# Requisiti del compito:
Trascrivi senza modifiche il passo dell'intervista sulla scrittura, partendo da "1. Che cos’è" e terminando con "di fine '800.".

# Estratto del documento:
-=-=-=-=-
1. Che cos’è per Lei scrivere, quali emozioni prova?
Ho sempre amato scrivere, da quando ho imparato praticamente. Il mio primo romanzo, se così possiamo chiamarlo, l'ho scritto al liceo per un concorso scolastico che vinsi . Era un romanzo giallo ambientato nella Scozia di fine '800.
Poi le vicende della vita mi hanno portato a fare altro e non ci ho pensato più per tanto tempo.
Due anni fa, in un momento particolarmente difficile della mia vita mi sono avvicinata al volontariato ed ho conosciuto nelle associazioni per le quali prestavo il mio tempo libero, storie di donne diverse tra loro per ceto sociale, razza, cultura ma accomunate da una sola parola: violenza. Tutte con una maschera, una corazza a protezione delle proprie sofferenze fisiche, psichiche o addirittura aberranti. I miei problemi mi sono sembrati stupidi, insignificanti e soprattutto mi sentivo inadeguata nel sapere come aiutarle a dire basta, a denunciare. Delle loro storie ho fatto un romanzo che le racchiude tutte in una sola storia ed una sola protagonista, Cristina. Ho deciso di dare il mio compenso ad una delle associazioni che aiutano queste donne con psicologi, avvocati e quant'altro, con la speranza che in chi leggerà questo romanzo sorga il desiderio di fare qualcosa di concreto e non assuefarsi, come sta succedendo, quando quotidianamente sui media si parla dell'ennesimo femminicidio, di cui, stranamente, nessuno si è mai accorto. "Erano una bella coppia, sembravano innamorati, tranquilli” ecc. Ipocrisia e menefreghismo.
-=-=-=-=-
# Materiale mostrato:
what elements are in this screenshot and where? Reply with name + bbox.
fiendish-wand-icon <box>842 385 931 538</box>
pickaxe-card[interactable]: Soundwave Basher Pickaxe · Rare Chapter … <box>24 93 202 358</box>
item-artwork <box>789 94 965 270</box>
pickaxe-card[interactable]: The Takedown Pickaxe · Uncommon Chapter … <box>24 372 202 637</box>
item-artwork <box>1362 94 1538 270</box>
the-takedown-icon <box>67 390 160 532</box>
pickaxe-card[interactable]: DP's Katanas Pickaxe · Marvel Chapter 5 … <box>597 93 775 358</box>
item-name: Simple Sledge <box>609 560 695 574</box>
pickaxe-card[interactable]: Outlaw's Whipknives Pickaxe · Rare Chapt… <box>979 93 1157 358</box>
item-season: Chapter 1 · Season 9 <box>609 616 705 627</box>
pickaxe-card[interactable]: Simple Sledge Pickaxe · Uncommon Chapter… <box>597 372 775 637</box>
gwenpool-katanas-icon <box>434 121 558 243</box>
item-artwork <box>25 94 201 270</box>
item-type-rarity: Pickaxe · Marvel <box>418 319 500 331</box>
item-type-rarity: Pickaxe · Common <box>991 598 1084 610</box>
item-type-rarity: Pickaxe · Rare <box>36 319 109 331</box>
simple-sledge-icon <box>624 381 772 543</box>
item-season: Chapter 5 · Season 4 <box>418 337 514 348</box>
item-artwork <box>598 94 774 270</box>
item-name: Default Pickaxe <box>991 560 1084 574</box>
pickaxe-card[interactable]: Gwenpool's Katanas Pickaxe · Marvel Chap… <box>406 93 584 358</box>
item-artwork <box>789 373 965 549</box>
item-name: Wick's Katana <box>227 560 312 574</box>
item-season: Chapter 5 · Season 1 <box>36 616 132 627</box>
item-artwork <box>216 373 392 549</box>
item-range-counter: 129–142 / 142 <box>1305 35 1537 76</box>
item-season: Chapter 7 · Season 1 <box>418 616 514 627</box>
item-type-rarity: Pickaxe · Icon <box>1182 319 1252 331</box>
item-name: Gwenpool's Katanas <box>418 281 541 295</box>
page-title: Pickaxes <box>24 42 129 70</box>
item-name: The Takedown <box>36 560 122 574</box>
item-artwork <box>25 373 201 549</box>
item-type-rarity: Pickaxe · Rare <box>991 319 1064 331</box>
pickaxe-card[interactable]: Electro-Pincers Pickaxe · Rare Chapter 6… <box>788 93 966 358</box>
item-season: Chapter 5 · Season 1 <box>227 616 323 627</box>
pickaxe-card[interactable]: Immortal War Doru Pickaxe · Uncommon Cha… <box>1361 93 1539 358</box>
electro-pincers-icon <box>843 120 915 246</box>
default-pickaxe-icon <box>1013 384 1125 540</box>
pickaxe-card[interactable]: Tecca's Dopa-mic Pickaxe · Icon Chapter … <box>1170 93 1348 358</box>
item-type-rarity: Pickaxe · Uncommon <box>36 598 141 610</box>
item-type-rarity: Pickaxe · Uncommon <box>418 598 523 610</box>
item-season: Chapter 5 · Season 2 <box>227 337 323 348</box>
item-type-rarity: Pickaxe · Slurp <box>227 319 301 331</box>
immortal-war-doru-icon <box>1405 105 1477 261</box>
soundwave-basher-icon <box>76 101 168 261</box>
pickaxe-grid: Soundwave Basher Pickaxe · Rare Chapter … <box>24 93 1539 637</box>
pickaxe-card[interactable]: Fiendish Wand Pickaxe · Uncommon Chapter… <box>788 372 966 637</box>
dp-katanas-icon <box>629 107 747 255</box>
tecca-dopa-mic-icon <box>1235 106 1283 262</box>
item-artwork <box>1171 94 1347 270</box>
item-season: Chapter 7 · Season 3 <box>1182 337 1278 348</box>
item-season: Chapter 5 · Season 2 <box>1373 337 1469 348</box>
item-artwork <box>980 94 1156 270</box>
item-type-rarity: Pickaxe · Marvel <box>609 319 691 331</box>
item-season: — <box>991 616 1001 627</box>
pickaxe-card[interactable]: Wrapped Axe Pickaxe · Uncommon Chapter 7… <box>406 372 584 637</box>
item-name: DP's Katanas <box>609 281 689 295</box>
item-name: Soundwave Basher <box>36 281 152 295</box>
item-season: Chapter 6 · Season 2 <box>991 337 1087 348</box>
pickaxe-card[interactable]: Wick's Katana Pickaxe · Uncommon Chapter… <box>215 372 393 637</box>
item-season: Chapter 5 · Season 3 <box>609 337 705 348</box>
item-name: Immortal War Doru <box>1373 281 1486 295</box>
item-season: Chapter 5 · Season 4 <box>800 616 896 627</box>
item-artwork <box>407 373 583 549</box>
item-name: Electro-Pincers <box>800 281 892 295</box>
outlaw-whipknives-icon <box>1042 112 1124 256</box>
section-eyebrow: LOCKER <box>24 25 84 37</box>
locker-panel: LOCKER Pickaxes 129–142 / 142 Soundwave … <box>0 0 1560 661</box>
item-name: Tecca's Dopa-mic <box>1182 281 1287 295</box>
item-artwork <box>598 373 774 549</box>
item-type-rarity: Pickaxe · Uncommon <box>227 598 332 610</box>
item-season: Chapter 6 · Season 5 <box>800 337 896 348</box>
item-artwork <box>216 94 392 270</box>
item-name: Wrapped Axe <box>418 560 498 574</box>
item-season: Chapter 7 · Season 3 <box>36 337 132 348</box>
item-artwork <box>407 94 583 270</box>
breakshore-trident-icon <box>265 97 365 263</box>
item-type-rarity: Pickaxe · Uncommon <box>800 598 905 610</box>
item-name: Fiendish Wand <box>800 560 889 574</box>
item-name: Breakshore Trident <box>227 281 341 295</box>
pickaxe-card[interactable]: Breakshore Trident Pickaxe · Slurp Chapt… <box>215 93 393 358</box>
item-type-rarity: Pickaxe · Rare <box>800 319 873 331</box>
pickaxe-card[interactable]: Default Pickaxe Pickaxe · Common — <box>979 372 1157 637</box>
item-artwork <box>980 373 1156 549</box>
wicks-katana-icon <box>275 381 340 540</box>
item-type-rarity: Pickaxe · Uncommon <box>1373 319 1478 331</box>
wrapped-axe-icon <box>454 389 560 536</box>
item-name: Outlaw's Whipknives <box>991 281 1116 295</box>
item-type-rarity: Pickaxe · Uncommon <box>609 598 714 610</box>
-=-=-=-=-
# Il risultato:
1. Che cos’è per Lei scrivere, quali emozioni prova?
Ho sempre amato scrivere, da quando ho imparato praticamente. Il mio primo romanzo, se così possiamo chiamarlo, l'ho scritto al liceo per un concorso scolastico che vinsi . Era un romanzo giallo ambientato nella Scozia di fine '800.